### Description of the task
Write the next part of the bug thread below about openrc failing to boot, starting after its last sentence.

### Excerpt provided
────────────────────────────────────────
After applying the patch and rebuilding openrc, the services affected start and stop fine, ie, everything seemed normal, but after rebooting the fun begins...

It won't boot at all.  It tries to create all kinds of directories while root is mounted read-only and fails miserably.  Now it only boots up to a root prompt without /usr, /var, or other important pieces (/ is a raid0 device, while everything else is lvm over raid).  The trouble starts before the boot log kicks in, and prior to entering runlevel 3.  Here's what I see on the console before it boots to (none) login:

Everything looks normal up through "processing uevents..." then the display resets and the next thing I see is:

(red)* waitpid: Interrupted system call

mkdir '/lib64/rc/init.d/starting': Read-only file system
mkdir '/lib64/rc/init.d/started': Read-only file system
mkdir '/lib64/rc/init.d/stopping': Read-only file system

...

mkdir '/lib64/rc/init.d/scheduled': Read-only file system

(green)* Device initiated services

mkdir '/lib64/rc/init.d/starting': Read-only file system
mkdir '/lib64/rc/init.d/started': Read-only file system
mkdir '/lib64/rc/init.d/stopping': Read-only file system

...

mkdir '/lib64/rc/init.d/scheduled': Read-only file system

(red)* rc: failed to create stopping dir '...rc.stopping': Read-only file system

Init Entering runlevel 3

mkdir '/lib64/rc/init.d/starting': Read-only file system
mkdir '/lib64/rc/init.d/started': Read-only file system
mkdir '/lib64/rc/init.d/stopping': Read-only file system

...

mkdir '/lib64/rc/init.d/scheduled': Read-only file system

(red)* rc: failed to create stopping dir '...rc.stopping': Read-only file system


then the (none) login: prompt shows up, but immediately there's more spew from the file UberLord had me modify (sorry, can't remember which one) with a "set -x, set+x" around the stuff from bug #218067 (not considered relevant here).
Comment 1 Roy Marples 2008-04-24 21:54:30 UTC
waitpid: Interrupted system call

The only thing I can think of is that udev is causing this as the special sysinit runlevel is not mounting /lib/rc/init.d as a memory disk. Did you try running a static dev as I asked on IRC?
Comment 2 Steve Arnold archtester gentoo-dev 2008-04-25 00:00:09 UTC
Not yet, just finished grading exams and now getting for class tonight...  I need to get to it soonest, but I have tons of other crap to do, so I'll probably only get to it in small increments before the weekend.

I also have several custom udev rules and hal .fdi files, so I still need to get back to udev working correctly.  Do you have any idea which devices I need to have static?  Just my boot block devices and console?  What am I looking for once I get it to boot to a usable state?
────────────────────────────────────────
### Entries shown
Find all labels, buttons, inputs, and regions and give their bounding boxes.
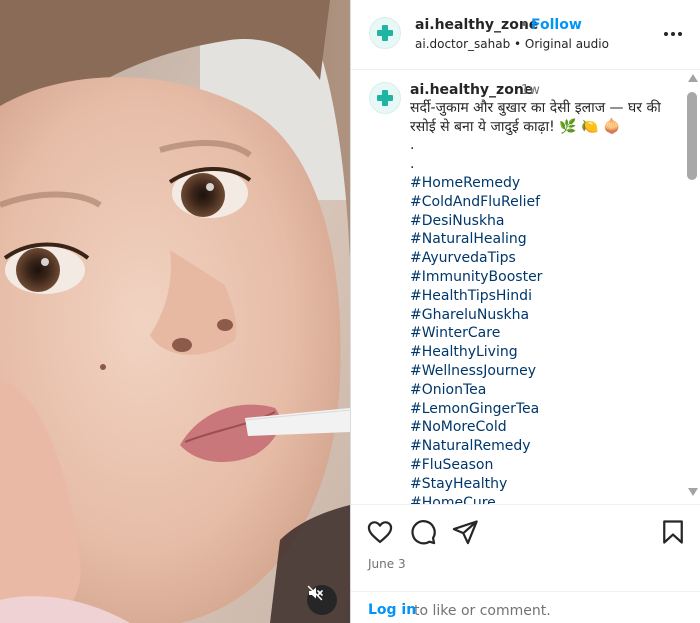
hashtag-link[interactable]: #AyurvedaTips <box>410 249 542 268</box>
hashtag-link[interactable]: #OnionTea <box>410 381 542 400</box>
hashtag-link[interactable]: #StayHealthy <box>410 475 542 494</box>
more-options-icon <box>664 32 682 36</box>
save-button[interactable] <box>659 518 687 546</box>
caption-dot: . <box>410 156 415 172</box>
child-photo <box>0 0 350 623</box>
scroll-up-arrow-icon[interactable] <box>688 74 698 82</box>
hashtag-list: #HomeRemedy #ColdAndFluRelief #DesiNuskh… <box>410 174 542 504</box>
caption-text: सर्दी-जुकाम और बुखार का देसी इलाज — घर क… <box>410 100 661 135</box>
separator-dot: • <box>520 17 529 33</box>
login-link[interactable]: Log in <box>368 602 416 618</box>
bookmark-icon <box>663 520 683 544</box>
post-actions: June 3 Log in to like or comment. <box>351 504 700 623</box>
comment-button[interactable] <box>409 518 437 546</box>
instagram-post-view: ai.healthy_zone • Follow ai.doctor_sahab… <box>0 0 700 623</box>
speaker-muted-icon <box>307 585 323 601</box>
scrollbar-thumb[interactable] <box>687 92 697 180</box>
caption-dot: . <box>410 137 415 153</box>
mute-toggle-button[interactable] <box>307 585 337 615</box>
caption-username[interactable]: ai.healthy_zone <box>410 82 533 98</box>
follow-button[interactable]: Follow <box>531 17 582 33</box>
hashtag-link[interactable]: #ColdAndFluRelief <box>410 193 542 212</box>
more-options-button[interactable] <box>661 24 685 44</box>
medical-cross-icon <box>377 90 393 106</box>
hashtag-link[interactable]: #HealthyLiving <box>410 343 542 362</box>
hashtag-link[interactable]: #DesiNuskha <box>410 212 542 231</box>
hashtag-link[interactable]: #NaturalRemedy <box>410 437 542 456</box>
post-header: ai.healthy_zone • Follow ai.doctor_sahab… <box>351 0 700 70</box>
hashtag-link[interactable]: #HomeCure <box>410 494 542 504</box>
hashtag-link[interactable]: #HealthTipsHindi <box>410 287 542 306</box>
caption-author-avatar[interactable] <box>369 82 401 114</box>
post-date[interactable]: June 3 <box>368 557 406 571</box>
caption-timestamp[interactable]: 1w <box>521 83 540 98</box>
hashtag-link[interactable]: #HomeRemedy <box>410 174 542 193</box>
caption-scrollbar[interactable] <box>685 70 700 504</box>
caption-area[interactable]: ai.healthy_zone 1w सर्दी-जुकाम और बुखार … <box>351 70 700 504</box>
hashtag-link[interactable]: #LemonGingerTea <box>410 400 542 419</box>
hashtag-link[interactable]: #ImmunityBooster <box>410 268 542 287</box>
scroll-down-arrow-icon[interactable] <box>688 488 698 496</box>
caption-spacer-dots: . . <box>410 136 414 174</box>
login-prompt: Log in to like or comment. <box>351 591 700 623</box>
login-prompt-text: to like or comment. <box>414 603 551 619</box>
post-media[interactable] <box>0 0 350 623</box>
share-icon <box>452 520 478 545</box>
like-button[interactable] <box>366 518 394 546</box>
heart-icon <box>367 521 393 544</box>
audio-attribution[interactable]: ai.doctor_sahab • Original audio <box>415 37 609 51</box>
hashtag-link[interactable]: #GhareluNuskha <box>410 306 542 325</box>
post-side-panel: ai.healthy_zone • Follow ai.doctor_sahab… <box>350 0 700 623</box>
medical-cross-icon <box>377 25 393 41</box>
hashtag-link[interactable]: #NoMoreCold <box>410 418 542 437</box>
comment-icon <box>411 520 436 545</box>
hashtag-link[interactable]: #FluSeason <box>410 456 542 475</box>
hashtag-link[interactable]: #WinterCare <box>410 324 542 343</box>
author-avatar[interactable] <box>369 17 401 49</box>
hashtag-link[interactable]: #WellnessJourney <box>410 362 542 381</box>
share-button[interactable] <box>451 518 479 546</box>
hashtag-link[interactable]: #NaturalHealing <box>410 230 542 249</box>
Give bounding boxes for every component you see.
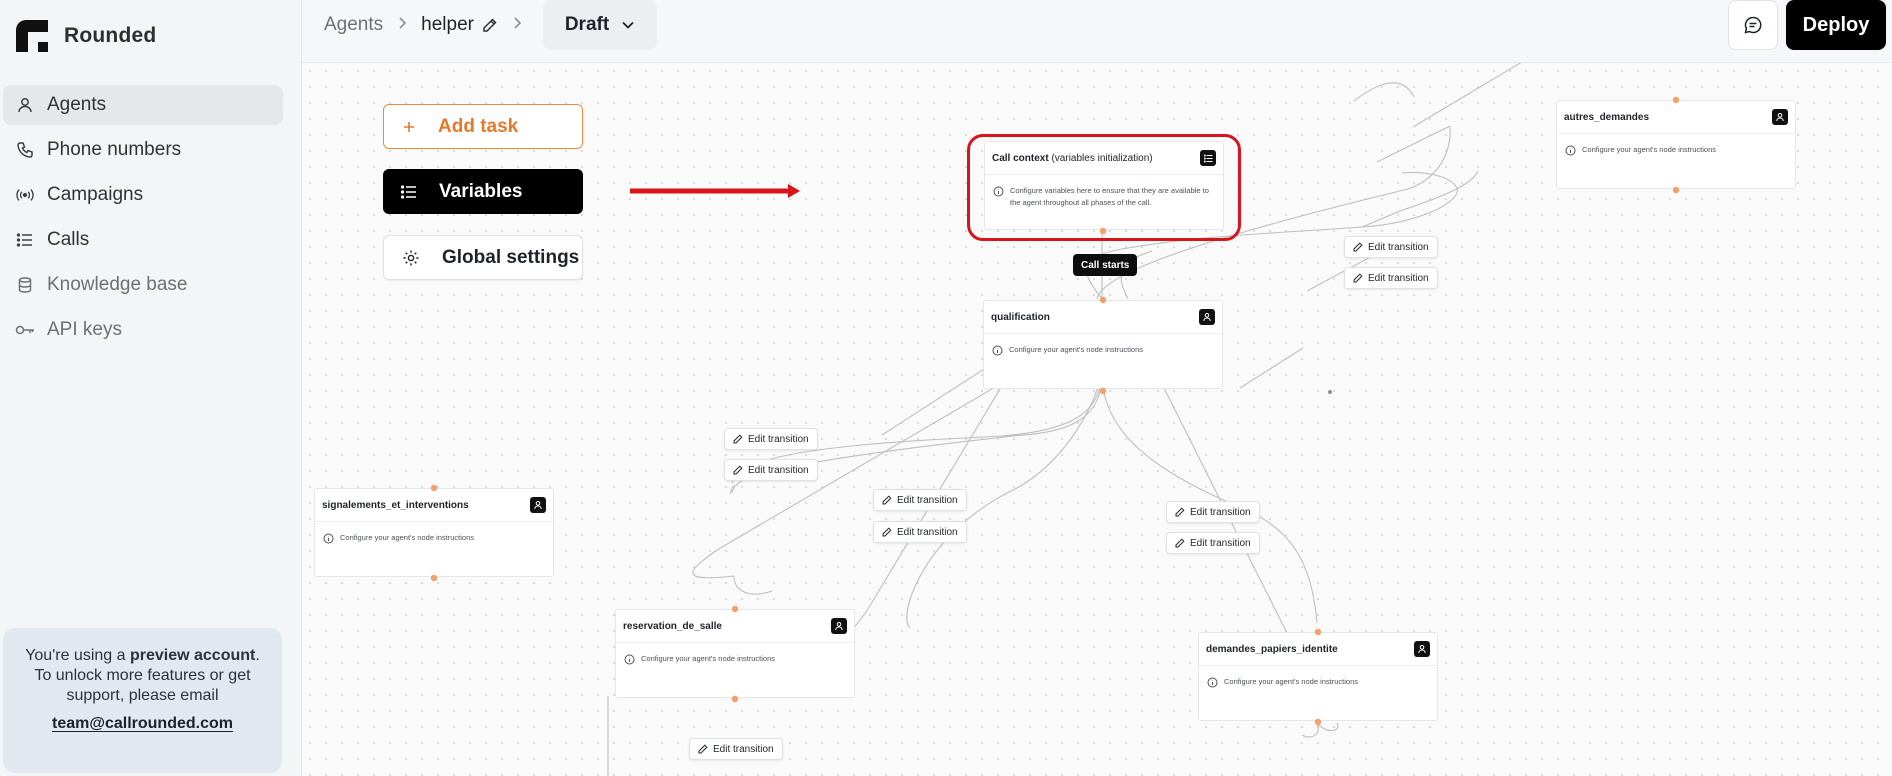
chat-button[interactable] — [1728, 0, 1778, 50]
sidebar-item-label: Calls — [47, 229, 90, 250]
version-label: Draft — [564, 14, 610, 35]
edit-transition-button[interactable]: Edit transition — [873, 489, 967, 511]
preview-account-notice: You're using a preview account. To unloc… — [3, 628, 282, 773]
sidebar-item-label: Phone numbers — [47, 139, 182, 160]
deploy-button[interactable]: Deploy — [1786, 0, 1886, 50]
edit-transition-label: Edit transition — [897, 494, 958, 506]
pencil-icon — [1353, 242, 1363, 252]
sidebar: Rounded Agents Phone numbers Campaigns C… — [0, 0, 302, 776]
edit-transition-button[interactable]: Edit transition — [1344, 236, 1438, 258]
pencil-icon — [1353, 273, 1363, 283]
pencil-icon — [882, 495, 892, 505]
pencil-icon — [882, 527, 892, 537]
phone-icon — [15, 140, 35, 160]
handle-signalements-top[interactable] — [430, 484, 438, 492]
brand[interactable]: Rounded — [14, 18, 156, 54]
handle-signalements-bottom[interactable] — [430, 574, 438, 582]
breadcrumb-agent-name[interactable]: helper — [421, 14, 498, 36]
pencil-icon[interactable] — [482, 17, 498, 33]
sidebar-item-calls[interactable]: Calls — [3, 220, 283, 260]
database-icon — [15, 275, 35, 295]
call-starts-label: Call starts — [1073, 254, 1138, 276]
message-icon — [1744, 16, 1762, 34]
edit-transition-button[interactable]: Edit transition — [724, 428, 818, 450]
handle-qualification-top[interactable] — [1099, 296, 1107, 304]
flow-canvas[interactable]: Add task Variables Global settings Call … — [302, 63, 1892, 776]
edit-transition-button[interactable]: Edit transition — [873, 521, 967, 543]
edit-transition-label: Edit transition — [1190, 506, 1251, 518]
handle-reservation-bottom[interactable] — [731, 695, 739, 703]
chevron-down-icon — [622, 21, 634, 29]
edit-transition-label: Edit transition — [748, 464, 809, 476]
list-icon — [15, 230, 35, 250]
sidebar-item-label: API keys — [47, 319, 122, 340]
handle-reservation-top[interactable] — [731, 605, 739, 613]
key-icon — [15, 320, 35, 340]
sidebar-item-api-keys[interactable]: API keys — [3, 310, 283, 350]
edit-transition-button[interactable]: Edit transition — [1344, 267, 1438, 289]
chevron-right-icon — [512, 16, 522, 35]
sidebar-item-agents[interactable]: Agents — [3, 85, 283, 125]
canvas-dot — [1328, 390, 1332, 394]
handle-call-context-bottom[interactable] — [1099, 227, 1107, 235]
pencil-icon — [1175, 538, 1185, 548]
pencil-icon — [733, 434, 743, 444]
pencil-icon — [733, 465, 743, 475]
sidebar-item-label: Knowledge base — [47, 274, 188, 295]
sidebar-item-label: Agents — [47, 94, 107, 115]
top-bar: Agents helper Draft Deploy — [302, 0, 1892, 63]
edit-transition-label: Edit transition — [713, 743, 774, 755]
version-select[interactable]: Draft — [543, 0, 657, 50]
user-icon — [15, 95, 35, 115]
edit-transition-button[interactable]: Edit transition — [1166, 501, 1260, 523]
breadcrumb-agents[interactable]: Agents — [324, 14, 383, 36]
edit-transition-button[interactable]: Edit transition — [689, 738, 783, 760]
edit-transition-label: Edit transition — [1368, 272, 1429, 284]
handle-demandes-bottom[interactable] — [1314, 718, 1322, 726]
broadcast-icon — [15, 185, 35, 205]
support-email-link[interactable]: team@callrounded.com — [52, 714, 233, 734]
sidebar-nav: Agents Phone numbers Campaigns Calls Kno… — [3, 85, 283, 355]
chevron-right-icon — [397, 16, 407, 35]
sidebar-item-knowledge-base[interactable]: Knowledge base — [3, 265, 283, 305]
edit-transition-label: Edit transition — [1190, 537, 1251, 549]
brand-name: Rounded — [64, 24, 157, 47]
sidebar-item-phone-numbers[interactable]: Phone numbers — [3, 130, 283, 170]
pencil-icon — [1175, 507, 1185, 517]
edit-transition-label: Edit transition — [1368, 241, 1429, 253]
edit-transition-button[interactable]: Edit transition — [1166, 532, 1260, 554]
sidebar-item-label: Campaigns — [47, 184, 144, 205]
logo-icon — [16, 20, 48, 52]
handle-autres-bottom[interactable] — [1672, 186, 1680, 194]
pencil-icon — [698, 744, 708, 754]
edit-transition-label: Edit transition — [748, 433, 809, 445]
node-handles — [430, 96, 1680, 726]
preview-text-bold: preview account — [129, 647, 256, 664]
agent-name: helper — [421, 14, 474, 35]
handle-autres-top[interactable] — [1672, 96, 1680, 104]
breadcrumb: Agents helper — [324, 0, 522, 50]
────────────────────────────────────────
### Result of this exercise
Thanks...
Comment 3 Steve Arnold archtester gentoo-dev 2008-04-25 00:23:37 UTC
Okay, once I added some raid devices, it looks like I have a full complement of static devices.  I'll try setting rc_devices="static" and see how far it gets...
Comment 4 Steve Arnold archtester gentoo-dev 2008-04-26 04:37:23 UTC
Nope, setting it to use static devices doesn't work either; it made it up through module loading, but then barfed a bunch more directory errors, but this time continued all the way through runlevel 3, failing each service along the way.  By the time it got to the prompt, all the relevant errors were gone and my usb keyboard was non-functional.  Since neither the boot log nor messages had any new entries, I have nothing useful to post...
Comment 5 Roy Marples 2008-04-26 15:04:57 UTC
Could you try the openrc-9999 git ebuild please?
Also, remove /lib/rc/plugins/splash.so as that's what's clearing the screen even if splash itself is disabled on the kernel command line.
Comment 6 Steve Arnold archtester gentoo-dev 2008-04-26 16:12:13 UTC
This is getting weird...  I was in a chroot last night editing package.mask to go back to the current 0.2.2 ebuild from my patched -r1 but I didn't merge it yet, as I wanted to try once booting with rc_devices="" just to see what happens.  And it booted!  But only once, and then it went back to the previous behavior...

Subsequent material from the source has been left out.